■ **Stated task**:
Retype the data below without altering anything.

■ **Data**:
______________________________

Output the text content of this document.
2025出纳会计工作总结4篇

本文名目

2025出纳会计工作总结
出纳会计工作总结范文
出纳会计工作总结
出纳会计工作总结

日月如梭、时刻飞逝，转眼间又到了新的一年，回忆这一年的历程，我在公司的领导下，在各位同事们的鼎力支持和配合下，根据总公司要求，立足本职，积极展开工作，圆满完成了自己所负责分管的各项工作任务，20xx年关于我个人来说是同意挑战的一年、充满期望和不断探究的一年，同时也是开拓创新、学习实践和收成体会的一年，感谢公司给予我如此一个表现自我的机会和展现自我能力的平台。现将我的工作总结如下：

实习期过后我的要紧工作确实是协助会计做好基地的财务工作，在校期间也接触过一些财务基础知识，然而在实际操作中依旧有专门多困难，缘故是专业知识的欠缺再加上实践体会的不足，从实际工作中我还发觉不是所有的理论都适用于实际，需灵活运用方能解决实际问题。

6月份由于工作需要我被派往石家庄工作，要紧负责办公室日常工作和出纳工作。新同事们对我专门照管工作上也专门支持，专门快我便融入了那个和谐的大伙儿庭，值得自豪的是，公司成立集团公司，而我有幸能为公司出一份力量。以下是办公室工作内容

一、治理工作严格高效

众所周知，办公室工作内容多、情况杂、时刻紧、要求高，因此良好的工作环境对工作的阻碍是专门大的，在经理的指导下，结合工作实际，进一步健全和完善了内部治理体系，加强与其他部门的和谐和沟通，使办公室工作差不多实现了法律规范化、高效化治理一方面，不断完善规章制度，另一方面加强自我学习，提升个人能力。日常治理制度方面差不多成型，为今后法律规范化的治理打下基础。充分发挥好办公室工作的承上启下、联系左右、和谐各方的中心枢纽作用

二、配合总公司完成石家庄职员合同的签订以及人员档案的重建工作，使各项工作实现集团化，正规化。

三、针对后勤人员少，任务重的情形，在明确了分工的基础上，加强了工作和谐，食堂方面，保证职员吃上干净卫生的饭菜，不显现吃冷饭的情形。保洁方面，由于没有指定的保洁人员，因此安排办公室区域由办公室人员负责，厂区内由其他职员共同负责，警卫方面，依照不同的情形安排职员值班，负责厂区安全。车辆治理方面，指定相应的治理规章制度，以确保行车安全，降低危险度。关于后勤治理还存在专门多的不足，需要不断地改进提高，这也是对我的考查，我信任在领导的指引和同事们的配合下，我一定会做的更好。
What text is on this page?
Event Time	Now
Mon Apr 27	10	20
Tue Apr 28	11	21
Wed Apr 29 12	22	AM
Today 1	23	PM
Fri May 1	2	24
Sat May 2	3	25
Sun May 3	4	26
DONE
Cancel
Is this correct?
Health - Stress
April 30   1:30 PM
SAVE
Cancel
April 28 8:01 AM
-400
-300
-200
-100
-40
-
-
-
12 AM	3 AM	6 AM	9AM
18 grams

______________________________

■ **Reply**:
Output the text content of this document.
2025出纳会计工作总结4篇

本文名目

2025出纳会计工作总结
出纳会计工作总结范文
出纳会计工作总结
出纳会计工作总结

日月如梭、时刻飞逝，转眼间又到了新的一年，回忆这一年的历程，我在公司的领导下，在各位同事们的鼎力支持和配合下，根据总公司要求，立足本职，积极展开工作，圆满完成了自己所负责分管的各项工作任务，20xx年关于我个人来说是同意挑战的一年、充满期望和不断探究的一年，同时也是开拓创新、学习实践和收成体会的一年，感谢公司给予我如此一个表现自我的机会和展现自我能力的平台。现将我的工作总结如下：

实习期过后我的要紧工作确实是协助会计做好基地的财务工作，在校期间也接触过一些财务基础知识，然而在实际操作中依旧有专门多困难，缘故是专业知识的欠缺再加上实践体会的不足，从实际工作中我还发觉不是所有的理论都适用于实际，需灵活运用方能解决实际问题。

6月份由于工作需要我被派往石家庄工作，要紧负责办公室日常工作和出纳工作。新同事们对我专门照管工作上也专门支持，专门快我便融入了那个和谐的大伙儿庭，值得自豪的是，公司成立集团公司，而我有幸能为公司出一份力量。以下是办公室工作内容

一、治理工作严格高效

众所周知，办公室工作内容多、情况杂、时刻紧、要求高，因此良好的工作环境对工作的阻碍是专门大的，在经理的指导下，结合工作实际，进一步健全和完善了内部治理体系，加强与其他部门的和谐和沟通，使办公室工作差不多实现了法律规范化、高效化治理一方面，不断完善规章制度，另一方面加强自我学习，提升个人能力。日常治理制度方面差不多成型，为今后法律规范化的治理打下基础。充分发挥好办公室工作的承上启下、联系左右、和谐各方的中心枢纽作用

二、配合总公司完成石家庄职员合同的签订以及人员档案的重建工作，使各项工作实现集团化，正规化。

三、针对后勤人员少，任务重的情形，在明确了分工的基础上，加强了工作和谐，食堂方面，保证职员吃上干净卫生的饭菜，不显现吃冷饭的情形。保洁方面，由于没有指定的保洁人员，因此安排办公室区域由办公室人员负责，厂区内由其他职员共同负责，警卫方面，依照不同的情形安排职员值班，负责厂区安全。车辆治理方面，指定相应的治理规章制度，以确保行车安全，降低危险度。关于后勤治理还存在专门多的不足，需要不断地改进提高，这也是对我的考查，我信任在领导的指引和同事们的配合下，我一定会做的更好。
What text is on this page?
Event Time	Now
Mon Apr 27	10	20
Tue Apr 28	11	21
Wed Apr 29 12	22	AM
Today 1	23	PM
Fri May 1	2	24
Sat May 2	3	25
Sun May 3	4	26
DONE
Cancel
Is this correct?
Health - Stress
April 30   1:30 PM
SAVE
Cancel
April 28 8:01 AM
-400
-300
-200
-100
-40
-
-
-
12 AM	3 AM	6 AM	9AM
18 grams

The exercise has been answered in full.